* What to do *
Quote the records below in full, exactly as given, with the images taken out.

* Exercise materials *
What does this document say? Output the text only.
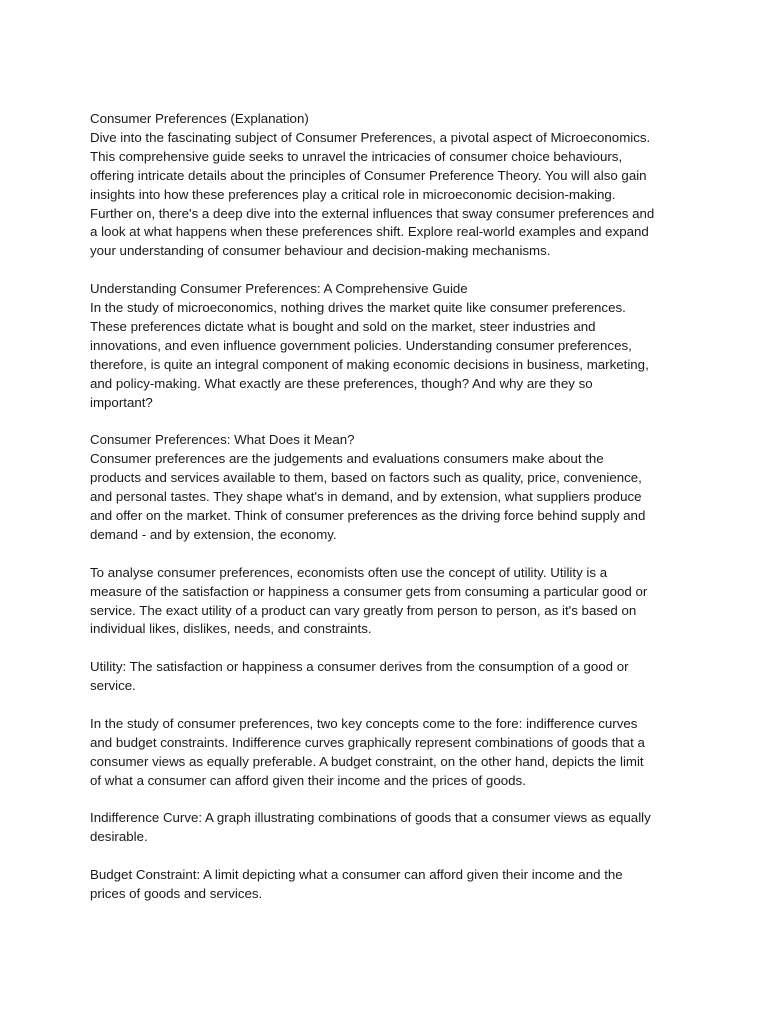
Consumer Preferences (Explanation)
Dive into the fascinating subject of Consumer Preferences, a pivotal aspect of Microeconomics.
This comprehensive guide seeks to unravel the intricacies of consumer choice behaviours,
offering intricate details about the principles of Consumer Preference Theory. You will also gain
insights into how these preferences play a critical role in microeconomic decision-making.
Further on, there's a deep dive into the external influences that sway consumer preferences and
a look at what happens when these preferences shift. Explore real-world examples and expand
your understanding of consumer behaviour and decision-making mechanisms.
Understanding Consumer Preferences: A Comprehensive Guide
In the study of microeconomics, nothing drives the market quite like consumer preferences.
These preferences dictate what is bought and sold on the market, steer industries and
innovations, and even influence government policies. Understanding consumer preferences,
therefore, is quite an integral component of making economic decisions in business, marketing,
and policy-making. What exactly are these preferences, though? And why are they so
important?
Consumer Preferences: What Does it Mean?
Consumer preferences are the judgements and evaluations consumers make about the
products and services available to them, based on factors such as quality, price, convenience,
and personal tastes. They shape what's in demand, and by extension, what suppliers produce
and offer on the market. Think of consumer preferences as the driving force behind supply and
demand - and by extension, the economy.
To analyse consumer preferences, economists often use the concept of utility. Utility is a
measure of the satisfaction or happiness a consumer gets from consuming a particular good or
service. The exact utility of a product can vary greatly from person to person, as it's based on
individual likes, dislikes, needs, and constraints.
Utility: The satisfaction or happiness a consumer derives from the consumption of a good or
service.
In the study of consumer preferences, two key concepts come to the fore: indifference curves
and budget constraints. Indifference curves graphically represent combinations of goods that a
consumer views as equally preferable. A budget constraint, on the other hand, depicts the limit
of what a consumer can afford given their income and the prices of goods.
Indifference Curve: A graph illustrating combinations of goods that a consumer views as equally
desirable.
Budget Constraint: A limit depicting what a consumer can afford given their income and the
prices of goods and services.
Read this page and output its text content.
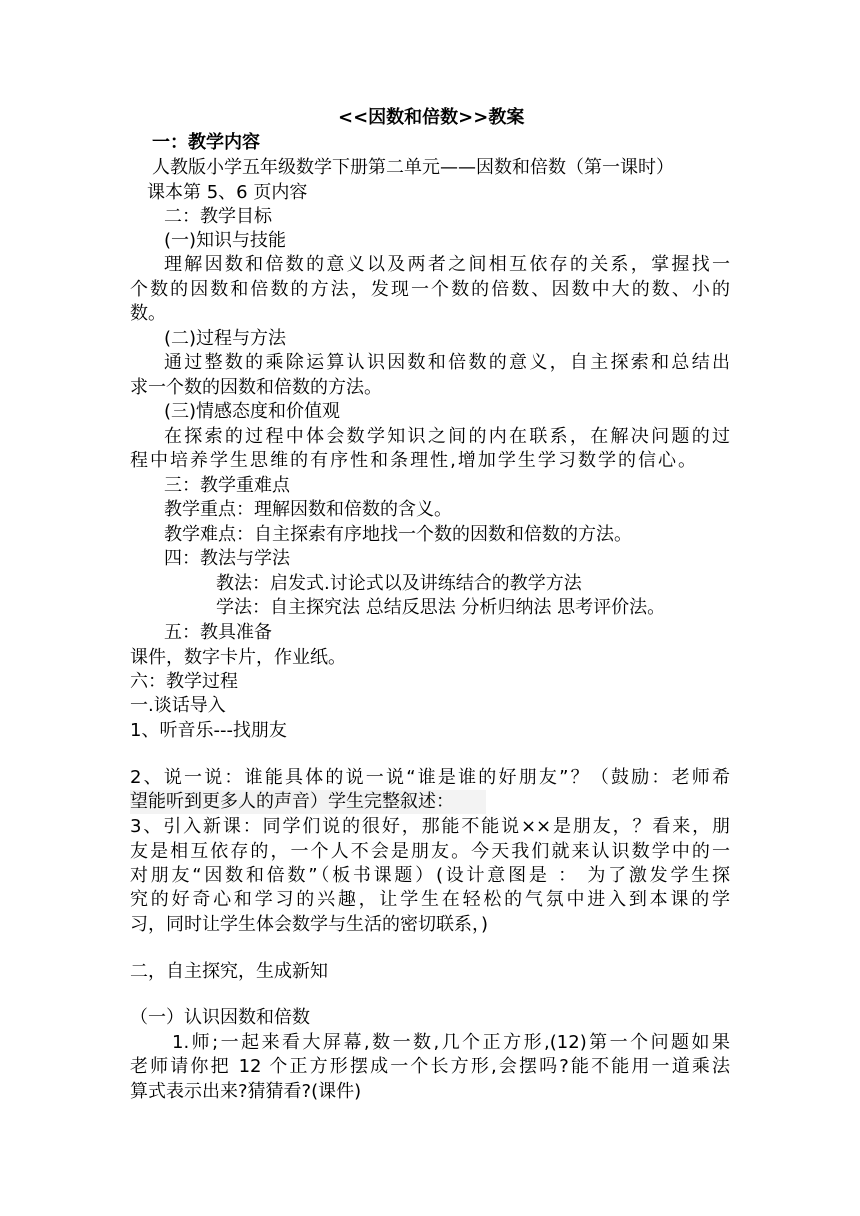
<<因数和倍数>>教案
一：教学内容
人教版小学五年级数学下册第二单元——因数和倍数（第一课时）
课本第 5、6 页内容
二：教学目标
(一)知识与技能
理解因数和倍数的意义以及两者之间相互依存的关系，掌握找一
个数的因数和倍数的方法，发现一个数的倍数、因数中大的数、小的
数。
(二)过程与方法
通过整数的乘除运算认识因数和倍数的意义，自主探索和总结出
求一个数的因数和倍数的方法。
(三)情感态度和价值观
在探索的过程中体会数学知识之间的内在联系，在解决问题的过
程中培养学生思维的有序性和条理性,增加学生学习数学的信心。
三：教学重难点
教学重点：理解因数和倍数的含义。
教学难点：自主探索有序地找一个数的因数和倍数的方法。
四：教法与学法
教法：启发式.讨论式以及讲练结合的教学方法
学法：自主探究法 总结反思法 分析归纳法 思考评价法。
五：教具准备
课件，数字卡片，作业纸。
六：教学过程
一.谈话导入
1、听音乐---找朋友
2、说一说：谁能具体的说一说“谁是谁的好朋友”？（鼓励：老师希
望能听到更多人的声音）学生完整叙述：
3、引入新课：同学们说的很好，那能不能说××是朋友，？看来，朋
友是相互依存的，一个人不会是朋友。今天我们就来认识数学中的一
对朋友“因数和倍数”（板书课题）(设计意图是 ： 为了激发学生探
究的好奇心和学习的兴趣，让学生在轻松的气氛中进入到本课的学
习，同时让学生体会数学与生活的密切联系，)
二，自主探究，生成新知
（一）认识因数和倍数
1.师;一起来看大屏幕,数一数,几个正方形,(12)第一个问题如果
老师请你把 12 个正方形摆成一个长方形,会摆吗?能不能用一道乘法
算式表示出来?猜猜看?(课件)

* Task response *
What does this document say? Output the text only.
Consumer Preferences (Explanation)
Dive into the fascinating subject of Consumer Preferences, a pivotal aspect of Microeconomics.
This comprehensive guide seeks to unravel the intricacies of consumer choice behaviours,
offering intricate details about the principles of Consumer Preference Theory. You will also gain
insights into how these preferences play a critical role in microeconomic decision-making.
Further on, there's a deep dive into the external influences that sway consumer preferences and
a look at what happens when these preferences shift. Explore real-world examples and expand
your understanding of consumer behaviour and decision-making mechanisms.
Understanding Consumer Preferences: A Comprehensive Guide
In the study of microeconomics, nothing drives the market quite like consumer preferences.
These preferences dictate what is bought and sold on the market, steer industries and
innovations, and even influence government policies. Understanding consumer preferences,
therefore, is quite an integral component of making economic decisions in business, marketing,
and policy-making. What exactly are these preferences, though? And why are they so
important?
Consumer Preferences: What Does it Mean?
Consumer preferences are the judgements and evaluations consumers make about the
products and services available to them, based on factors such as quality, price, convenience,
and personal tastes. They shape what's in demand, and by extension, what suppliers produce
and offer on the market. Think of consumer preferences as the driving force behind supply and
demand - and by extension, the economy.
To analyse consumer preferences, economists often use the concept of utility. Utility is a
measure of the satisfaction or happiness a consumer gets from consuming a particular good or
service. The exact utility of a product can vary greatly from person to person, as it's based on
individual likes, dislikes, needs, and constraints.
Utility: The satisfaction or happiness a consumer derives from the consumption of a good or
service.
In the study of consumer preferences, two key concepts come to the fore: indifference curves
and budget constraints. Indifference curves graphically represent combinations of goods that a
consumer views as equally preferable. A budget constraint, on the other hand, depicts the limit
of what a consumer can afford given their income and the prices of goods.
Indifference Curve: A graph illustrating combinations of goods that a consumer views as equally
desirable.
Budget Constraint: A limit depicting what a consumer can afford given their income and the
prices of goods and services.
Read this page and output its text content.
<<因数和倍数>>教案
一：教学内容
人教版小学五年级数学下册第二单元——因数和倍数（第一课时）
课本第 5、6 页内容
二：教学目标
(一)知识与技能
理解因数和倍数的意义以及两者之间相互依存的关系，掌握找一
个数的因数和倍数的方法，发现一个数的倍数、因数中大的数、小的
数。
(二)过程与方法
通过整数的乘除运算认识因数和倍数的意义，自主探索和总结出
求一个数的因数和倍数的方法。
(三)情感态度和价值观
在探索的过程中体会数学知识之间的内在联系，在解决问题的过
程中培养学生思维的有序性和条理性,增加学生学习数学的信心。
三：教学重难点
教学重点：理解因数和倍数的含义。
教学难点：自主探索有序地找一个数的因数和倍数的方法。
四：教法与学法
教法：启发式.讨论式以及讲练结合的教学方法
学法：自主探究法 总结反思法 分析归纳法 思考评价法。
五：教具准备
课件，数字卡片，作业纸。
六：教学过程
一.谈话导入
1、听音乐---找朋友
2、说一说：谁能具体的说一说“谁是谁的好朋友”？（鼓励：老师希
望能听到更多人的声音）学生完整叙述：
3、引入新课：同学们说的很好，那能不能说××是朋友，？看来，朋
友是相互依存的，一个人不会是朋友。今天我们就来认识数学中的一
对朋友“因数和倍数”（板书课题）(设计意图是 ： 为了激发学生探
究的好奇心和学习的兴趣，让学生在轻松的气氛中进入到本课的学
习，同时让学生体会数学与生活的密切联系，)
二，自主探究，生成新知
（一）认识因数和倍数
1.师;一起来看大屏幕,数一数,几个正方形,(12)第一个问题如果
老师请你把 12 个正方形摆成一个长方形,会摆吗?能不能用一道乘法
算式表示出来?猜猜看?(课件)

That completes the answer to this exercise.